> **OBJECTIVE**
Transcribe the records in full, keeping every character as it is.

> **ENTRIES**
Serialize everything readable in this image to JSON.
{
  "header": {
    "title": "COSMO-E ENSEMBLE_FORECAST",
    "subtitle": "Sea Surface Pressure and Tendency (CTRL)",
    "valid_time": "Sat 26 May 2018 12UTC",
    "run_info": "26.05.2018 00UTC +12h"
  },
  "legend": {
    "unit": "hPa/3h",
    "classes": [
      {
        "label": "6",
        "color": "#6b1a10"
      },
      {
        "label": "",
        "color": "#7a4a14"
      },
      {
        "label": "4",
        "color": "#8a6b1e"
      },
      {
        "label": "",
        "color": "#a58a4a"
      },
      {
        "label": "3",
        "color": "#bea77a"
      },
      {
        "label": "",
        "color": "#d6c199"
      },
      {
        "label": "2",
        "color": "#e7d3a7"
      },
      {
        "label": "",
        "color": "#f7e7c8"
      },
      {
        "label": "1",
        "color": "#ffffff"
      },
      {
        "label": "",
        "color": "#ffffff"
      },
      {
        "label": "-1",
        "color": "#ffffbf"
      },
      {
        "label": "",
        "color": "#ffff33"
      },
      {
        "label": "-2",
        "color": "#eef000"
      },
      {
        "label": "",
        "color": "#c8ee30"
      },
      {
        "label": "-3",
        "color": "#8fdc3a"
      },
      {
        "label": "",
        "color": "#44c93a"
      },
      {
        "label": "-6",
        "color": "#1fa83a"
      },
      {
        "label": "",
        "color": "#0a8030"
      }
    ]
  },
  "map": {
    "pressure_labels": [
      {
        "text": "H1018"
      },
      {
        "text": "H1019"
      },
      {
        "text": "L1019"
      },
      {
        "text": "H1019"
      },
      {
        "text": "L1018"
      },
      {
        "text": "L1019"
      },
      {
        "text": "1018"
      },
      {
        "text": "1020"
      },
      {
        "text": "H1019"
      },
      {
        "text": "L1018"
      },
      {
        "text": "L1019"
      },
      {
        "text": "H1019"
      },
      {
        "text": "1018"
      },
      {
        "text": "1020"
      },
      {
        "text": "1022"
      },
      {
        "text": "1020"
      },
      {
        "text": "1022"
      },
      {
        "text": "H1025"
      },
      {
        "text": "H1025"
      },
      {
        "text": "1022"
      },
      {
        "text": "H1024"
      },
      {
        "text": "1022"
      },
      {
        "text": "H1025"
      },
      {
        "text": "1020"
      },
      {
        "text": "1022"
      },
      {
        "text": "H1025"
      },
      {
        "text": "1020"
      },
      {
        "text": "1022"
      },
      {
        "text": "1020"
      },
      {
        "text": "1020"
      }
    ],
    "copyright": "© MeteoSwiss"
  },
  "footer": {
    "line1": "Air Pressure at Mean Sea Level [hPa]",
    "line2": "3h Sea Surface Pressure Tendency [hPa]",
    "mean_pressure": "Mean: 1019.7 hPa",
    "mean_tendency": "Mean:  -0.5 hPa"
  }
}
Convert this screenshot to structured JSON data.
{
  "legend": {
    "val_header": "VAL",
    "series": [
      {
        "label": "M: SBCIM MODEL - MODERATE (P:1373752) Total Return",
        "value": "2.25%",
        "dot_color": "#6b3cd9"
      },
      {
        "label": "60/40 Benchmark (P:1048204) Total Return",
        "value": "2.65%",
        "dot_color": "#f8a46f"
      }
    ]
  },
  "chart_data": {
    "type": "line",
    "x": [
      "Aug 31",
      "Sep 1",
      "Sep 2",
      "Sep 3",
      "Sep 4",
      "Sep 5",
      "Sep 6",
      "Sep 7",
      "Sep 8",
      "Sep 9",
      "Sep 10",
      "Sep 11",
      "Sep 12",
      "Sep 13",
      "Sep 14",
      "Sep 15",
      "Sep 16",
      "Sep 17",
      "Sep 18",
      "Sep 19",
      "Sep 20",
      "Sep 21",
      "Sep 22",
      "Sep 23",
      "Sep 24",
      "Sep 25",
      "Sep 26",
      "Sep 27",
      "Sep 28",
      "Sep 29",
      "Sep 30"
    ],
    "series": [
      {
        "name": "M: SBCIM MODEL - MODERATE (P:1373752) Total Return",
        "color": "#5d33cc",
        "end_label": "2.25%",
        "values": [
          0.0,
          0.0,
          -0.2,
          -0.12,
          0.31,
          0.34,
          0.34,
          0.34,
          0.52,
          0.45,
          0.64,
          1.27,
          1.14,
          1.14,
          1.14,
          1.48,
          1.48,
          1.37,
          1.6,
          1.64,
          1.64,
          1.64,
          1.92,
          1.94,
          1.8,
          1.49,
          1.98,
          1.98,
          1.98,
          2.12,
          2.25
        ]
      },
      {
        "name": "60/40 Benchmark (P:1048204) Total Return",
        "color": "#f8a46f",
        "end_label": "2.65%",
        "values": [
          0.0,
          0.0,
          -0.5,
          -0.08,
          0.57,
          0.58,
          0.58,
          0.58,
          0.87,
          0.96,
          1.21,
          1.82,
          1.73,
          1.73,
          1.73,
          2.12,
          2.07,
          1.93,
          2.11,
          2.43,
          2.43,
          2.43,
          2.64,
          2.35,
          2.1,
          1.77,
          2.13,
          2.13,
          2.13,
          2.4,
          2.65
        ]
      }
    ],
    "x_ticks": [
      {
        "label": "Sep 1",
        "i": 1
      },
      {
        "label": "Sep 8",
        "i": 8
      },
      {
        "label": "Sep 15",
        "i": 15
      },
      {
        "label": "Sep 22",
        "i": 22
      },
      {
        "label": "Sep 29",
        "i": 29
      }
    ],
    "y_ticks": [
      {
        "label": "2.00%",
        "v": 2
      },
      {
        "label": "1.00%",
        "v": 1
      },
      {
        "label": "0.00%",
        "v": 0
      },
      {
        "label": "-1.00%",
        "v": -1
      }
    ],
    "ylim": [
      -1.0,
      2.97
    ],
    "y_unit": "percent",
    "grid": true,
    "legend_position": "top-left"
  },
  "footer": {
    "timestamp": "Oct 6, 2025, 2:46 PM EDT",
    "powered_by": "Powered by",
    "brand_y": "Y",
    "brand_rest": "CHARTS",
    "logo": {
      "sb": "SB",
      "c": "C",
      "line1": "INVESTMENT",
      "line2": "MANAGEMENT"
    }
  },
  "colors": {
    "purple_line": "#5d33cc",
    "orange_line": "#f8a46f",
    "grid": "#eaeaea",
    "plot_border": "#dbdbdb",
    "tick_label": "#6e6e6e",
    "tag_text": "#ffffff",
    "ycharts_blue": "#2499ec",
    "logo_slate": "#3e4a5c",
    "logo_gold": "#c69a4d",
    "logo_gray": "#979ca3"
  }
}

> **RESPONSE BELOW**
Serialize everything readable in this image to JSON.
{
  "header": {
    "title": "COSMO-E ENSEMBLE_FORECAST",
    "subtitle": "Sea Surface Pressure and Tendency (CTRL)",
    "valid_time": "Sat 26 May 2018 12UTC",
    "run_info": "26.05.2018 00UTC +12h"
  },
  "legend": {
    "unit": "hPa/3h",
    "classes": [
      {
        "label": "6",
        "color": "#6b1a10"
      },
      {
        "label": "",
        "color": "#7a4a14"
      },
      {
        "label": "4",
        "color": "#8a6b1e"
      },
      {
        "label": "",
        "color": "#a58a4a"
      },
      {
        "label": "3",
        "color": "#bea77a"
      },
      {
        "label": "",
        "color": "#d6c199"
      },
      {
        "label": "2",
        "color": "#e7d3a7"
      },
      {
        "label": "",
        "color": "#f7e7c8"
      },
      {
        "label": "1",
        "color": "#ffffff"
      },
      {
        "label": "",
        "color": "#ffffff"
      },
      {
        "label": "-1",
        "color": "#ffffbf"
      },
      {
        "label": "",
        "color": "#ffff33"
      },
      {
        "label": "-2",
        "color": "#eef000"
      },
      {
        "label": "",
        "color": "#c8ee30"
      },
      {
        "label": "-3",
        "color": "#8fdc3a"
      },
      {
        "label": "",
        "color": "#44c93a"
      },
      {
        "label": "-6",
        "color": "#1fa83a"
      },
      {
        "label": "",
        "color": "#0a8030"
      }
    ]
  },
  "map": {
    "pressure_labels": [
      {
        "text": "H1018"
      },
      {
        "text": "H1019"
      },
      {
        "text": "L1019"
      },
      {
        "text": "H1019"
      },
      {
        "text": "L1018"
      },
      {
        "text": "L1019"
      },
      {
        "text": "1018"
      },
      {
        "text": "1020"
      },
      {
        "text": "H1019"
      },
      {
        "text": "L1018"
      },
      {
        "text": "L1019"
      },
      {
        "text": "H1019"
      },
      {
        "text": "1018"
      },
      {
        "text": "1020"
      },
      {
        "text": "1022"
      },
      {
        "text": "1020"
      },
      {
        "text": "1022"
      },
      {
        "text": "H1025"
      },
      {
        "text": "H1025"
      },
      {
        "text": "1022"
      },
      {
        "text": "H1024"
      },
      {
        "text": "1022"
      },
      {
        "text": "H1025"
      },
      {
        "text": "1020"
      },
      {
        "text": "1022"
      },
      {
        "text": "H1025"
      },
      {
        "text": "1020"
      },
      {
        "text": "1022"
      },
      {
        "text": "1020"
      },
      {
        "text": "1020"
      }
    ],
    "copyright": "© MeteoSwiss"
  },
  "footer": {
    "line1": "Air Pressure at Mean Sea Level [hPa]",
    "line2": "3h Sea Surface Pressure Tendency [hPa]",
    "mean_pressure": "Mean: 1019.7 hPa",
    "mean_tendency": "Mean:  -0.5 hPa"
  }
}
Convert this screenshot to structured JSON data.
{
  "legend": {
    "val_header": "VAL",
    "series": [
      {
        "label": "M: SBCIM MODEL - MODERATE (P:1373752) Total Return",
        "value": "2.25%",
        "dot_color": "#6b3cd9"
      },
      {
        "label": "60/40 Benchmark (P:1048204) Total Return",
        "value": "2.65%",
        "dot_color": "#f8a46f"
      }
    ]
  },
  "chart_data": {
    "type": "line",
    "x": [
      "Aug 31",
      "Sep 1",
      "Sep 2",
      "Sep 3",
      "Sep 4",
      "Sep 5",
      "Sep 6",
      "Sep 7",
      "Sep 8",
      "Sep 9",
      "Sep 10",
      "Sep 11",
      "Sep 12",
      "Sep 13",
      "Sep 14",
      "Sep 15",
      "Sep 16",
      "Sep 17",
      "Sep 18",
      "Sep 19",
      "Sep 20",
      "Sep 21",
      "Sep 22",
      "Sep 23",
      "Sep 24",
      "Sep 25",
      "Sep 26",
      "Sep 27",
      "Sep 28",
      "Sep 29",
      "Sep 30"
    ],
    "series": [
      {
        "name": "M: SBCIM MODEL - MODERATE (P:1373752) Total Return",
        "color": "#5d33cc",
        "end_label": "2.25%",
        "values": [
          0.0,
          0.0,
          -0.2,
          -0.12,
          0.31,
          0.34,
          0.34,
          0.34,
          0.52,
          0.45,
          0.64,
          1.27,
          1.14,
          1.14,
          1.14,
          1.48,
          1.48,
          1.37,
          1.6,
          1.64,
          1.64,
          1.64,
          1.92,
          1.94,
          1.8,
          1.49,
          1.98,
          1.98,
          1.98,
          2.12,
          2.25
        ]
      },
      {
        "name": "60/40 Benchmark (P:1048204) Total Return",
        "color": "#f8a46f",
        "end_label": "2.65%",
        "values": [
          0.0,
          0.0,
          -0.5,
          -0.08,
          0.57,
          0.58,
          0.58,
          0.58,
          0.87,
          0.96,
          1.21,
          1.82,
          1.73,
          1.73,
          1.73,
          2.12,
          2.07,
          1.93,
          2.11,
          2.43,
          2.43,
          2.43,
          2.64,
          2.35,
          2.1,
          1.77,
          2.13,
          2.13,
          2.13,
          2.4,
          2.65
        ]
      }
    ],
    "x_ticks": [
      {
        "label": "Sep 1",
        "i": 1
      },
      {
        "label": "Sep 8",
        "i": 8
      },
      {
        "label": "Sep 15",
        "i": 15
      },
      {
        "label": "Sep 22",
        "i": 22
      },
      {
        "label": "Sep 29",
        "i": 29
      }
    ],
    "y_ticks": [
      {
        "label": "2.00%",
        "v": 2
      },
      {
        "label": "1.00%",
        "v": 1
      },
      {
        "label": "0.00%",
        "v": 0
      },
      {
        "label": "-1.00%",
        "v": -1
      }
    ],
    "ylim": [
      -1.0,
      2.97
    ],
    "y_unit": "percent",
    "grid": true,
    "legend_position": "top-left"
  },
  "footer": {
    "timestamp": "Oct 6, 2025, 2:46 PM EDT",
    "powered_by": "Powered by",
    "brand_y": "Y",
    "brand_rest": "CHARTS",
    "logo": {
      "sb": "SB",
      "c": "C",
      "line1": "INVESTMENT",
      "line2": "MANAGEMENT"
    }
  },
  "colors": {
    "purple_line": "#5d33cc",
    "orange_line": "#f8a46f",
    "grid": "#eaeaea",
    "plot_border": "#dbdbdb",
    "tick_label": "#6e6e6e",
    "tag_text": "#ffffff",
    "ycharts_blue": "#2499ec",
    "logo_slate": "#3e4a5c",
    "logo_gold": "#c69a4d",
    "logo_gray": "#979ca3"
  }
}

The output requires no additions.